⟨

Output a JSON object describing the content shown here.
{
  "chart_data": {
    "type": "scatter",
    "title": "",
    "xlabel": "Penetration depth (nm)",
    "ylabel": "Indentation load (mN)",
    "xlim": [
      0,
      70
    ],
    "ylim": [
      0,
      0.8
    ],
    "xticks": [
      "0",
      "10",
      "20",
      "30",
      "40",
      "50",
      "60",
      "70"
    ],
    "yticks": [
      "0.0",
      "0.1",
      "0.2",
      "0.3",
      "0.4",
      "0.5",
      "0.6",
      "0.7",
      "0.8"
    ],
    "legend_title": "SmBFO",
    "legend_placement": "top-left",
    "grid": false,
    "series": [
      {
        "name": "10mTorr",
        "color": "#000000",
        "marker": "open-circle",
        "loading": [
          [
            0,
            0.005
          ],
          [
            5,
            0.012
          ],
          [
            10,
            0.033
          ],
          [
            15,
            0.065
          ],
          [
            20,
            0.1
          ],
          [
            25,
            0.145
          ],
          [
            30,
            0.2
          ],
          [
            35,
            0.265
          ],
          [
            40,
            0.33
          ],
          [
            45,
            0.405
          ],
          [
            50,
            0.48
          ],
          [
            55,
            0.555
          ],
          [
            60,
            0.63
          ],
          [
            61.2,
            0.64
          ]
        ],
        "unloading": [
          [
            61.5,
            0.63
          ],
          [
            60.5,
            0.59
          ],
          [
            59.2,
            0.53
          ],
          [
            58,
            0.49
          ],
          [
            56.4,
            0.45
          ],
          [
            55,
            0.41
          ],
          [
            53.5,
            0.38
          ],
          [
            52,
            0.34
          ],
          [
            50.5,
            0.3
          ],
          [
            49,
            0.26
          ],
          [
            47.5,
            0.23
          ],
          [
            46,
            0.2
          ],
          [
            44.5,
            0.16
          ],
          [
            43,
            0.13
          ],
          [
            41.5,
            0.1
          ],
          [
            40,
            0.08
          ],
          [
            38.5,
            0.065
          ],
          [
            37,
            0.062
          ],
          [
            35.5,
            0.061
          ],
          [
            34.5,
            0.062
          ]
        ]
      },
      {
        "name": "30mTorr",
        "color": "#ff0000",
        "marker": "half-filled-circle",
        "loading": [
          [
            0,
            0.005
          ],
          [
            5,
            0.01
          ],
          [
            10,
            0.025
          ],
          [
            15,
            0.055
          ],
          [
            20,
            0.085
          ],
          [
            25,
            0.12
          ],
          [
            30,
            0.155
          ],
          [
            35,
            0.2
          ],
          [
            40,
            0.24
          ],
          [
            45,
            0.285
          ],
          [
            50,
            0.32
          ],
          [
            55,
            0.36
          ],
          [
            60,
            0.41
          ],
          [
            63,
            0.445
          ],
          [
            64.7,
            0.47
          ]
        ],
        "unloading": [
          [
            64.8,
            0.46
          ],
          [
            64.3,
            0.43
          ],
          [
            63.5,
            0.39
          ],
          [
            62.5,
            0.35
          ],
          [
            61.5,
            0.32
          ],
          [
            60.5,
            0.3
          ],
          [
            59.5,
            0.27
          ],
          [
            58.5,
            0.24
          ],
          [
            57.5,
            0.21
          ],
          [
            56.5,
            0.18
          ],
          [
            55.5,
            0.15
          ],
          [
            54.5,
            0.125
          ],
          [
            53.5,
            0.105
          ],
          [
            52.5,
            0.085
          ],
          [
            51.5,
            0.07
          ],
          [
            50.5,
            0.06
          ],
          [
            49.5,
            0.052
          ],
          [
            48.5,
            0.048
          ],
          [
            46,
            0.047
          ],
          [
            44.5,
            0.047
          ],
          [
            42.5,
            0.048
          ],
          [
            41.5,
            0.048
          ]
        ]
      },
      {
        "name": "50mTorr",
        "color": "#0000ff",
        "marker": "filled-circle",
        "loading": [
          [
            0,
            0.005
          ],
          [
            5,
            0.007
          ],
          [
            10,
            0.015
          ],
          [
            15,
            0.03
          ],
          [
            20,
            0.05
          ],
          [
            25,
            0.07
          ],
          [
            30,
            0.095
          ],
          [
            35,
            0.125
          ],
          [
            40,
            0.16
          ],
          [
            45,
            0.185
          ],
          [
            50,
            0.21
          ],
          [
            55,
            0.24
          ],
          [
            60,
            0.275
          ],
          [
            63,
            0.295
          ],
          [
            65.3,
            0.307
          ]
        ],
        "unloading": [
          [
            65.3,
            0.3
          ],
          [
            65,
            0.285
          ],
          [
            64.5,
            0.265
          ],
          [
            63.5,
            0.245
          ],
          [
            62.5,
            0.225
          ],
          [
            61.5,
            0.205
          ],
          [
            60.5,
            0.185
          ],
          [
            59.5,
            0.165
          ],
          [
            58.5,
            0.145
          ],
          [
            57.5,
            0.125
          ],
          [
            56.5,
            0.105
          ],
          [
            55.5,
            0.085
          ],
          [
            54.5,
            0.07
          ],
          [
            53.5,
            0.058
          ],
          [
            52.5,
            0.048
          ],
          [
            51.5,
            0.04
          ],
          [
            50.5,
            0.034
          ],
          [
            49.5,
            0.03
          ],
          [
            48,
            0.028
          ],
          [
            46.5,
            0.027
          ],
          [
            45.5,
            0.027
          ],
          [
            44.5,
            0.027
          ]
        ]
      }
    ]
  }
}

⟩

GIVEN REQUEST - Each line of the listing above should be output exactly.

EXPECTED ANSWER -
Output a JSON object describing the content shown here.
{
  "chart_data": {
    "type": "scatter",
    "title": "",
    "xlabel": "Penetration depth (nm)",
    "ylabel": "Indentation load (mN)",
    "xlim": [
      0,
      70
    ],
    "ylim": [
      0,
      0.8
    ],
    "xticks": [
      "0",
      "10",
      "20",
      "30",
      "40",
      "50",
      "60",
      "70"
    ],
    "yticks": [
      "0.0",
      "0.1",
      "0.2",
      "0.3",
      "0.4",
      "0.5",
      "0.6",
      "0.7",
      "0.8"
    ],
    "legend_title": "SmBFO",
    "legend_placement": "top-left",
    "grid": false,
    "series": [
      {
        "name": "10mTorr",
        "color": "#000000",
        "marker": "open-circle",
        "loading": [
          [
            0,
            0.005
          ],
          [
            5,
            0.012
          ],
          [
            10,
            0.033
          ],
          [
            15,
            0.065
          ],
          [
            20,
            0.1
          ],
          [
            25,
            0.145
          ],
          [
            30,
            0.2
          ],
          [
            35,
            0.265
          ],
          [
            40,
            0.33
          ],
          [
            45,
            0.405
          ],
          [
            50,
            0.48
          ],
          [
            55,
            0.555
          ],
          [
            60,
            0.63
          ],
          [
            61.2,
            0.64
          ]
        ],
        "unloading": [
          [
            61.5,
            0.63
          ],
          [
            60.5,
            0.59
          ],
          [
            59.2,
            0.53
          ],
          [
            58,
            0.49
          ],
          [
            56.4,
            0.45
          ],
          [
            55,
            0.41
          ],
          [
            53.5,
            0.38
          ],
          [
            52,
            0.34
          ],
          [
            50.5,
            0.3
          ],
          [
            49,
            0.26
          ],
          [
            47.5,
            0.23
          ],
          [
            46,
            0.2
          ],
          [
            44.5,
            0.16
          ],
          [
            43,
            0.13
          ],
          [
            41.5,
            0.1
          ],
          [
            40,
            0.08
          ],
          [
            38.5,
            0.065
          ],
          [
            37,
            0.062
          ],
          [
            35.5,
            0.061
          ],
          [
            34.5,
            0.062
          ]
        ]
      },
      {
        "name": "30mTorr",
        "color": "#ff0000",
        "marker": "half-filled-circle",
        "loading": [
          [
            0,
            0.005
          ],
          [
            5,
            0.01
          ],
          [
            10,
            0.025
          ],
          [
            15,
            0.055
          ],
          [
            20,
            0.085
          ],
          [
            25,
            0.12
          ],
          [
            30,
            0.155
          ],
          [
            35,
            0.2
          ],
          [
            40,
            0.24
          ],
          [
            45,
            0.285
          ],
          [
            50,
            0.32
          ],
          [
            55,
            0.36
          ],
          [
            60,
            0.41
          ],
          [
            63,
            0.445
          ],
          [
            64.7,
            0.47
          ]
        ],
        "unloading": [
          [
            64.8,
            0.46
          ],
          [
            64.3,
            0.43
          ],
          [
            63.5,
            0.39
          ],
          [
            62.5,
            0.35
          ],
          [
            61.5,
            0.32
          ],
          [
            60.5,
            0.3
          ],
          [
            59.5,
            0.27
          ],
          [
            58.5,
            0.24
          ],
          [
            57.5,
            0.21
          ],
          [
            56.5,
            0.18
          ],
          [
            55.5,
            0.15
          ],
          [
            54.5,
            0.125
          ],
          [
            53.5,
            0.105
          ],
          [
            52.5,
            0.085
          ],
          [
            51.5,
            0.07
          ],
          [
            50.5,
            0.06
          ],
          [
            49.5,
            0.052
          ],
          [
            48.5,
            0.048
          ],
          [
            46,
            0.047
          ],
          [
            44.5,
            0.047
          ],
          [
            42.5,
            0.048
          ],
          [
            41.5,
            0.048
          ]
        ]
      },
      {
        "name": "50mTorr",
        "color": "#0000ff",
        "marker": "filled-circle",
        "loading": [
          [
            0,
            0.005
          ],
          [
            5,
            0.007
          ],
          [
            10,
            0.015
          ],
          [
            15,
            0.03
          ],
          [
            20,
            0.05
          ],
          [
            25,
            0.07
          ],
          [
            30,
            0.095
          ],
          [
            35,
            0.125
          ],
          [
            40,
            0.16
          ],
          [
            45,
            0.185
          ],
          [
            50,
            0.21
          ],
          [
            55,
            0.24
          ],
          [
            60,
            0.275
          ],
          [
            63,
            0.295
          ],
          [
            65.3,
            0.307
          ]
        ],
        "unloading": [
          [
            65.3,
            0.3
          ],
          [
            65,
            0.285
          ],
          [
            64.5,
            0.265
          ],
          [
            63.5,
            0.245
          ],
          [
            62.5,
            0.225
          ],
          [
            61.5,
            0.205
          ],
          [
            60.5,
            0.185
          ],
          [
            59.5,
            0.165
          ],
          [
            58.5,
            0.145
          ],
          [
            57.5,
            0.125
          ],
          [
            56.5,
            0.105
          ],
          [
            55.5,
            0.085
          ],
          [
            54.5,
            0.07
          ],
          [
            53.5,
            0.058
          ],
          [
            52.5,
            0.048
          ],
          [
            51.5,
            0.04
          ],
          [
            50.5,
            0.034
          ],
          [
            49.5,
            0.03
          ],
          [
            48,
            0.028
          ],
          [
            46.5,
            0.027
          ],
          [
            45.5,
            0.027
          ],
          [
            44.5,
            0.027
          ]
        ]
      }
    ]
  }
}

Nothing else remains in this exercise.